▶ [Task prompt] Your task is to extract every line from the material below exactly.

[Begin Material supplied]

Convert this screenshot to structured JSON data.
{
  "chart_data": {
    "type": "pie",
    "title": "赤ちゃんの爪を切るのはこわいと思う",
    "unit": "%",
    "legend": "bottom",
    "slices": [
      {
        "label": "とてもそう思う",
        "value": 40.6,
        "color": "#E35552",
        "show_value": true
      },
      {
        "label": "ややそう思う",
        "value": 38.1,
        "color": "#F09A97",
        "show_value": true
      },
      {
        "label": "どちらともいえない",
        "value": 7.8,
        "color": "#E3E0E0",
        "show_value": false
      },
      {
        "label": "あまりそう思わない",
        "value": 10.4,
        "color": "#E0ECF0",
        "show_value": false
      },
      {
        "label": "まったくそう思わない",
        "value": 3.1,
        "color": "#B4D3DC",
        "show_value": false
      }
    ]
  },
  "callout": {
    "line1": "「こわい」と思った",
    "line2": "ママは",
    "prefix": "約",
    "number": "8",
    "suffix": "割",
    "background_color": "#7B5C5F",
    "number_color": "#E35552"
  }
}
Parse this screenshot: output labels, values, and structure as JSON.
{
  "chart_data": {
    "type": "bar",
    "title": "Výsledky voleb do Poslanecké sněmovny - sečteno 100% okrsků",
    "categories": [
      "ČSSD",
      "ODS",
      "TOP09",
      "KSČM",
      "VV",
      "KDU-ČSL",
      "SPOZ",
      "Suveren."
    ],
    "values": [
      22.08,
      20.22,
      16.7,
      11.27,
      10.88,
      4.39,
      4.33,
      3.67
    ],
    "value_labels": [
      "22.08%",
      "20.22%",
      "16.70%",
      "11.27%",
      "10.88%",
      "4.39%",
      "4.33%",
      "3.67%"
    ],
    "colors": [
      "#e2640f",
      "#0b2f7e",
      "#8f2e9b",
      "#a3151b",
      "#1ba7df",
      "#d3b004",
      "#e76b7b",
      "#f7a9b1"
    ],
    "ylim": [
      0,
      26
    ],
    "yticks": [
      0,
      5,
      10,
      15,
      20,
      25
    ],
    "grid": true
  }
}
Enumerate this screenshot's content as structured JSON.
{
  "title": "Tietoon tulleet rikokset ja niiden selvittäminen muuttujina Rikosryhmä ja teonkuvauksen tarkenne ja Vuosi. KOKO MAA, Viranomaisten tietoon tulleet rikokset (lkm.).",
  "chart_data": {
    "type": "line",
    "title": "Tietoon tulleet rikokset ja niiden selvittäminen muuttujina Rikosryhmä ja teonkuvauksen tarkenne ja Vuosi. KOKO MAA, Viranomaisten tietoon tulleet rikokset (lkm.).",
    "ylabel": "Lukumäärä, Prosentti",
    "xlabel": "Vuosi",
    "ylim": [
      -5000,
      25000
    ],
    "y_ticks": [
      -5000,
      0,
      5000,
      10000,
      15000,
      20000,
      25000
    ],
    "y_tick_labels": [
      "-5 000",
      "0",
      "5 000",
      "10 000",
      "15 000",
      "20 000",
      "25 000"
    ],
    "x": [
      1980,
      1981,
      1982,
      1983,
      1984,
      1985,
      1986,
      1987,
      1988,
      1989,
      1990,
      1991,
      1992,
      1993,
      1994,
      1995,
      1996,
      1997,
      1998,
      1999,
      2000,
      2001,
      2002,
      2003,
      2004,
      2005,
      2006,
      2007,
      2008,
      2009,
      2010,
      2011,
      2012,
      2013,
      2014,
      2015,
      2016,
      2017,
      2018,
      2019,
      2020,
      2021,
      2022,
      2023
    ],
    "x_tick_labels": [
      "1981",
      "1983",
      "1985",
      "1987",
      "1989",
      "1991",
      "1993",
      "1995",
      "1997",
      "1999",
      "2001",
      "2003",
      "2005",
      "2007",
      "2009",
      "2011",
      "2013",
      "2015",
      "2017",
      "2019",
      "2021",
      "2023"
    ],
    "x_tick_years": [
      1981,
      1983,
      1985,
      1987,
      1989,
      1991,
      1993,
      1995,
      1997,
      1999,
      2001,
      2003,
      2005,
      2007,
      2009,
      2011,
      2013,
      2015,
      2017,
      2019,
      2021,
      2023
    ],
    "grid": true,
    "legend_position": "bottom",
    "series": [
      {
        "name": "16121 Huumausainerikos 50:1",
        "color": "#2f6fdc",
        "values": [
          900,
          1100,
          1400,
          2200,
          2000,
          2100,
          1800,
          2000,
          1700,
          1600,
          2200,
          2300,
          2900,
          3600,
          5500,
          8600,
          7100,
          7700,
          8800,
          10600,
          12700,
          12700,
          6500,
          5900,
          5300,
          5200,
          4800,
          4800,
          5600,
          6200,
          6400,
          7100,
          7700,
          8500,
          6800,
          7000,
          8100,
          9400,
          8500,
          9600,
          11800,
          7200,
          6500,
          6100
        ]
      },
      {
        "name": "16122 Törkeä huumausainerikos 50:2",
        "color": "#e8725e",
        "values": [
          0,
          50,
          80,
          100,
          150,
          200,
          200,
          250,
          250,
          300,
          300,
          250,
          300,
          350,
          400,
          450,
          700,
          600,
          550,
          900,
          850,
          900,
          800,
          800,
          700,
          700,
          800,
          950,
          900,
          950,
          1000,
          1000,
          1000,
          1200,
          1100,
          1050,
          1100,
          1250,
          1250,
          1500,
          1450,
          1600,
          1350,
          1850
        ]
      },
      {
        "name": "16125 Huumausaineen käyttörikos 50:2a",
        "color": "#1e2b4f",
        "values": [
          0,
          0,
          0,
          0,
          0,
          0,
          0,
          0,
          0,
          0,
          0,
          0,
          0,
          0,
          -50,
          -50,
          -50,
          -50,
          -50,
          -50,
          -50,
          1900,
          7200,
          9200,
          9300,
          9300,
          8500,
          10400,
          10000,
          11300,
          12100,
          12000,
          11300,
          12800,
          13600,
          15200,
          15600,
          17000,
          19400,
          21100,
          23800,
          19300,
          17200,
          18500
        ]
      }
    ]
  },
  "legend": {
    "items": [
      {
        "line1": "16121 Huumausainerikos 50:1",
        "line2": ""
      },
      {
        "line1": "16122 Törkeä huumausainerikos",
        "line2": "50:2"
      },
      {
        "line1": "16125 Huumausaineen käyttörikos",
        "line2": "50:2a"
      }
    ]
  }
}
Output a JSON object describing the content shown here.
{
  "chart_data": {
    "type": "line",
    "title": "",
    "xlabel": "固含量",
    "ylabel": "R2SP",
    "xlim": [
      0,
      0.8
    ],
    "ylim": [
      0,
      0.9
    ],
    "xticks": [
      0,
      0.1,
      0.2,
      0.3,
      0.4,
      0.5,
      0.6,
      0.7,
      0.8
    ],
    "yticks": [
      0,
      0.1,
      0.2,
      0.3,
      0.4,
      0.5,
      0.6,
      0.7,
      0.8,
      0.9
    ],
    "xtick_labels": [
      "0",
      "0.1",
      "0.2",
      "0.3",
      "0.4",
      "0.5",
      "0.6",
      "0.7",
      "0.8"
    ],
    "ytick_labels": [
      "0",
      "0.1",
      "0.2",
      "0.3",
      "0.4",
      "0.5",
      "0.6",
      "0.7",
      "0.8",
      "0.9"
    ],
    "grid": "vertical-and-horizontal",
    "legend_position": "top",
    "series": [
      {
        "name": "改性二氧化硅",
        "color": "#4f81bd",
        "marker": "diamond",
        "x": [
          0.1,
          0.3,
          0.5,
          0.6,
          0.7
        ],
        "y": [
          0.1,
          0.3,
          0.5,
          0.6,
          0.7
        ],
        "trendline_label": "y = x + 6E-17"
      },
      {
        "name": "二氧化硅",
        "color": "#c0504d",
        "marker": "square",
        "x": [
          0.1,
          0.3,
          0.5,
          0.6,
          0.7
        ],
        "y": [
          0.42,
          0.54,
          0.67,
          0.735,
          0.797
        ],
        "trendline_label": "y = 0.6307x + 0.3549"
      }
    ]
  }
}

[End Material supplied]

▶ [Output below]
Convert this screenshot to structured JSON data.
{
  "chart_data": {
    "type": "pie",
    "title": "赤ちゃんの爪を切るのはこわいと思う",
    "unit": "%",
    "legend": "bottom",
    "slices": [
      {
        "label": "とてもそう思う",
        "value": 40.6,
        "color": "#E35552",
        "show_value": true
      },
      {
        "label": "ややそう思う",
        "value": 38.1,
        "color": "#F09A97",
        "show_value": true
      },
      {
        "label": "どちらともいえない",
        "value": 7.8,
        "color": "#E3E0E0",
        "show_value": false
      },
      {
        "label": "あまりそう思わない",
        "value": 10.4,
        "color": "#E0ECF0",
        "show_value": false
      },
      {
        "label": "まったくそう思わない",
        "value": 3.1,
        "color": "#B4D3DC",
        "show_value": false
      }
    ]
  },
  "callout": {
    "line1": "「こわい」と思った",
    "line2": "ママは",
    "prefix": "約",
    "number": "8",
    "suffix": "割",
    "background_color": "#7B5C5F",
    "number_color": "#E35552"
  }
}
Parse this screenshot: output labels, values, and structure as JSON.
{
  "chart_data": {
    "type": "bar",
    "title": "Výsledky voleb do Poslanecké sněmovny - sečteno 100% okrsků",
    "categories": [
      "ČSSD",
      "ODS",
      "TOP09",
      "KSČM",
      "VV",
      "KDU-ČSL",
      "SPOZ",
      "Suveren."
    ],
    "values": [
      22.08,
      20.22,
      16.7,
      11.27,
      10.88,
      4.39,
      4.33,
      3.67
    ],
    "value_labels": [
      "22.08%",
      "20.22%",
      "16.70%",
      "11.27%",
      "10.88%",
      "4.39%",
      "4.33%",
      "3.67%"
    ],
    "colors": [
      "#e2640f",
      "#0b2f7e",
      "#8f2e9b",
      "#a3151b",
      "#1ba7df",
      "#d3b004",
      "#e76b7b",
      "#f7a9b1"
    ],
    "ylim": [
      0,
      26
    ],
    "yticks": [
      0,
      5,
      10,
      15,
      20,
      25
    ],
    "grid": true
  }
}
Enumerate this screenshot's content as structured JSON.
{
  "title": "Tietoon tulleet rikokset ja niiden selvittäminen muuttujina Rikosryhmä ja teonkuvauksen tarkenne ja Vuosi. KOKO MAA, Viranomaisten tietoon tulleet rikokset (lkm.).",
  "chart_data": {
    "type": "line",
    "title": "Tietoon tulleet rikokset ja niiden selvittäminen muuttujina Rikosryhmä ja teonkuvauksen tarkenne ja Vuosi. KOKO MAA, Viranomaisten tietoon tulleet rikokset (lkm.).",
    "ylabel": "Lukumäärä, Prosentti",
    "xlabel": "Vuosi",
    "ylim": [
      -5000,
      25000
    ],
    "y_ticks": [
      -5000,
      0,
      5000,
      10000,
      15000,
      20000,
      25000
    ],
    "y_tick_labels": [
      "-5 000",
      "0",
      "5 000",
      "10 000",
      "15 000",
      "20 000",
      "25 000"
    ],
    "x": [
      1980,
      1981,
      1982,
      1983,
      1984,
      1985,
      1986,
      1987,
      1988,
      1989,
      1990,
      1991,
      1992,
      1993,
      1994,
      1995,
      1996,
      1997,
      1998,
      1999,
      2000,
      2001,
      2002,
      2003,
      2004,
      2005,
      2006,
      2007,
      2008,
      2009,
      2010,
      2011,
      2012,
      2013,
      2014,
      2015,
      2016,
      2017,
      2018,
      2019,
      2020,
      2021,
      2022,
      2023
    ],
    "x_tick_labels": [
      "1981",
      "1983",
      "1985",
      "1987",
      "1989",
      "1991",
      "1993",
      "1995",
      "1997",
      "1999",
      "2001",
      "2003",
      "2005",
      "2007",
      "2009",
      "2011",
      "2013",
      "2015",
      "2017",
      "2019",
      "2021",
      "2023"
    ],
    "x_tick_years": [
      1981,
      1983,
      1985,
      1987,
      1989,
      1991,
      1993,
      1995,
      1997,
      1999,
      2001,
      2003,
      2005,
      2007,
      2009,
      2011,
      2013,
      2015,
      2017,
      2019,
      2021,
      2023
    ],
    "grid": true,
    "legend_position": "bottom",
    "series": [
      {
        "name": "16121 Huumausainerikos 50:1",
        "color": "#2f6fdc",
        "values": [
          900,
          1100,
          1400,
          2200,
          2000,
          2100,
          1800,
          2000,
          1700,
          1600,
          2200,
          2300,
          2900,
          3600,
          5500,
          8600,
          7100,
          7700,
          8800,
          10600,
          12700,
          12700,
          6500,
          5900,
          5300,
          5200,
          4800,
          4800,
          5600,
          6200,
          6400,
          7100,
          7700,
          8500,
          6800,
          7000,
          8100,
          9400,
          8500,
          9600,
          11800,
          7200,
          6500,
          6100
        ]
      },
      {
        "name": "16122 Törkeä huumausainerikos 50:2",
        "color": "#e8725e",
        "values": [
          0,
          50,
          80,
          100,
          150,
          200,
          200,
          250,
          250,
          300,
          300,
          250,
          300,
          350,
          400,
          450,
          700,
          600,
          550,
          900,
          850,
          900,
          800,
          800,
          700,
          700,
          800,
          950,
          900,
          950,
          1000,
          1000,
          1000,
          1200,
          1100,
          1050,
          1100,
          1250,
          1250,
          1500,
          1450,
          1600,
          1350,
          1850
        ]
      },
      {
        "name": "16125 Huumausaineen käyttörikos 50:2a",
        "color": "#1e2b4f",
        "values": [
          0,
          0,
          0,
          0,
          0,
          0,
          0,
          0,
          0,
          0,
          0,
          0,
          0,
          0,
          -50,
          -50,
          -50,
          -50,
          -50,
          -50,
          -50,
          1900,
          7200,
          9200,
          9300,
          9300,
          8500,
          10400,
          10000,
          11300,
          12100,
          12000,
          11300,
          12800,
          13600,
          15200,
          15600,
          17000,
          19400,
          21100,
          23800,
          19300,
          17200,
          18500
        ]
      }
    ]
  },
  "legend": {
    "items": [
      {
        "line1": "16121 Huumausainerikos 50:1",
        "line2": ""
      },
      {
        "line1": "16122 Törkeä huumausainerikos",
        "line2": "50:2"
      },
      {
        "line1": "16125 Huumausaineen käyttörikos",
        "line2": "50:2a"
      }
    ]
  }
}
Output a JSON object describing the content shown here.
{
  "chart_data": {
    "type": "line",
    "title": "",
    "xlabel": "固含量",
    "ylabel": "R2SP",
    "xlim": [
      0,
      0.8
    ],
    "ylim": [
      0,
      0.9
    ],
    "xticks": [
      0,
      0.1,
      0.2,
      0.3,
      0.4,
      0.5,
      0.6,
      0.7,
      0.8
    ],
    "yticks": [
      0,
      0.1,
      0.2,
      0.3,
      0.4,
      0.5,
      0.6,
      0.7,
      0.8,
      0.9
    ],
    "xtick_labels": [
      "0",
      "0.1",
      "0.2",
      "0.3",
      "0.4",
      "0.5",
      "0.6",
      "0.7",
      "0.8"
    ],
    "ytick_labels": [
      "0",
      "0.1",
      "0.2",
      "0.3",
      "0.4",
      "0.5",
      "0.6",
      "0.7",
      "0.8",
      "0.9"
    ],
    "grid": "vertical-and-horizontal",
    "legend_position": "top",
    "series": [
      {
        "name": "改性二氧化硅",
        "color": "#4f81bd",
        "marker": "diamond",
        "x": [
          0.1,
          0.3,
          0.5,
          0.6,
          0.7
        ],
        "y": [
          0.1,
          0.3,
          0.5,
          0.6,
          0.7
        ],
        "trendline_label": "y = x + 6E-17"
      },
      {
        "name": "二氧化硅",
        "color": "#c0504d",
        "marker": "square",
        "x": [
          0.1,
          0.3,
          0.5,
          0.6,
          0.7
        ],
        "y": [
          0.42,
          0.54,
          0.67,
          0.735,
          0.797
        ],
        "trendline_label": "y = 0.6307x + 0.3549"
      }
    ]
  }
}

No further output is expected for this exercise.